> **Objective**: Will you give every entry again exactly as it stands?

======== Material shown

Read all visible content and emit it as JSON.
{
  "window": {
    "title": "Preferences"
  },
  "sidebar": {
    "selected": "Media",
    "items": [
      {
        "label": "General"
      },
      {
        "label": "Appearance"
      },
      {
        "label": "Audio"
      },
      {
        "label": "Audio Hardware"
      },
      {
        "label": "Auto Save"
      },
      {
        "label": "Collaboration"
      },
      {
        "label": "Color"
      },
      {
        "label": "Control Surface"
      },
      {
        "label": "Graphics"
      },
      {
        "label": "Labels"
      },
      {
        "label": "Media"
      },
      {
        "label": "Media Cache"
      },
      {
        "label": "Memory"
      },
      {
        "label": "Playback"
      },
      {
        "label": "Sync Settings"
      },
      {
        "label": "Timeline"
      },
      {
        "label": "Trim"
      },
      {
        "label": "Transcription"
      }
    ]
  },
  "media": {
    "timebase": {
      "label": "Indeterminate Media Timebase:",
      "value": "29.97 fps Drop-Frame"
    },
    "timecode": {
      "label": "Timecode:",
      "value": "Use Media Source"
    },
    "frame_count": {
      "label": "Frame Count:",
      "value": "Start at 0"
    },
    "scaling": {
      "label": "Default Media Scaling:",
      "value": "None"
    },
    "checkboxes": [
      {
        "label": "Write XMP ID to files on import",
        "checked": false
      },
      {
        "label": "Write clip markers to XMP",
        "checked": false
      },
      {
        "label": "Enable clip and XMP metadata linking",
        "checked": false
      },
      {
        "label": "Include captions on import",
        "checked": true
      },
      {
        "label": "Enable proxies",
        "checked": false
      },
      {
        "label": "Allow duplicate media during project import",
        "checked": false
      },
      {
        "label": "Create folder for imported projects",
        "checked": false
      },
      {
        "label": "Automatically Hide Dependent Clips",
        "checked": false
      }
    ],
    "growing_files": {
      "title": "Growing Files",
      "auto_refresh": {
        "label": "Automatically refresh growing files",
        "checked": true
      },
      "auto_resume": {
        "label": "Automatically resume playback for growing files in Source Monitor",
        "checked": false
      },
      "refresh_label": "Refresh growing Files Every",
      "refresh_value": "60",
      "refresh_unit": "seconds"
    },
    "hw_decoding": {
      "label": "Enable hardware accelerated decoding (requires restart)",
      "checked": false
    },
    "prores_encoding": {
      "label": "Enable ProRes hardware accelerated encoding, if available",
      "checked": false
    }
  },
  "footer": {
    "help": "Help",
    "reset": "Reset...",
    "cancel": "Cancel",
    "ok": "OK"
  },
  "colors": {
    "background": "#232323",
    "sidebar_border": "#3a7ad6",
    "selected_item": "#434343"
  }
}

================

> **Full solution**:
Read all visible content and emit it as JSON.
{
  "window": {
    "title": "Preferences"
  },
  "sidebar": {
    "selected": "Media",
    "items": [
      {
        "label": "General"
      },
      {
        "label": "Appearance"
      },
      {
        "label": "Audio"
      },
      {
        "label": "Audio Hardware"
      },
      {
        "label": "Auto Save"
      },
      {
        "label": "Collaboration"
      },
      {
        "label": "Color"
      },
      {
        "label": "Control Surface"
      },
      {
        "label": "Graphics"
      },
      {
        "label": "Labels"
      },
      {
        "label": "Media"
      },
      {
        "label": "Media Cache"
      },
      {
        "label": "Memory"
      },
      {
        "label": "Playback"
      },
      {
        "label": "Sync Settings"
      },
      {
        "label": "Timeline"
      },
      {
        "label": "Trim"
      },
      {
        "label": "Transcription"
      }
    ]
  },
  "media": {
    "timebase": {
      "label": "Indeterminate Media Timebase:",
      "value": "29.97 fps Drop-Frame"
    },
    "timecode": {
      "label": "Timecode:",
      "value": "Use Media Source"
    },
    "frame_count": {
      "label": "Frame Count:",
      "value": "Start at 0"
    },
    "scaling": {
      "label": "Default Media Scaling:",
      "value": "None"
    },
    "checkboxes": [
      {
        "label": "Write XMP ID to files on import",
        "checked": false
      },
      {
        "label": "Write clip markers to XMP",
        "checked": false
      },
      {
        "label": "Enable clip and XMP metadata linking",
        "checked": false
      },
      {
        "label": "Include captions on import",
        "checked": true
      },
      {
        "label": "Enable proxies",
        "checked": false
      },
      {
        "label": "Allow duplicate media during project import",
        "checked": false
      },
      {
        "label": "Create folder for imported projects",
        "checked": false
      },
      {
        "label": "Automatically Hide Dependent Clips",
        "checked": false
      }
    ],
    "growing_files": {
      "title": "Growing Files",
      "auto_refresh": {
        "label": "Automatically refresh growing files",
        "checked": true
      },
      "auto_resume": {
        "label": "Automatically resume playback for growing files in Source Monitor",
        "checked": false
      },
      "refresh_label": "Refresh growing Files Every",
      "refresh_value": "60",
      "refresh_unit": "seconds"
    },
    "hw_decoding": {
      "label": "Enable hardware accelerated decoding (requires restart)",
      "checked": false
    },
    "prores_encoding": {
      "label": "Enable ProRes hardware accelerated encoding, if available",
      "checked": false
    }
  },
  "footer": {
    "help": "Help",
    "reset": "Reset...",
    "cancel": "Cancel",
    "ok": "OK"
  },
  "colors": {
    "background": "#232323",
    "sidebar_border": "#3a7ad6",
    "selected_item": "#434343"
  }
}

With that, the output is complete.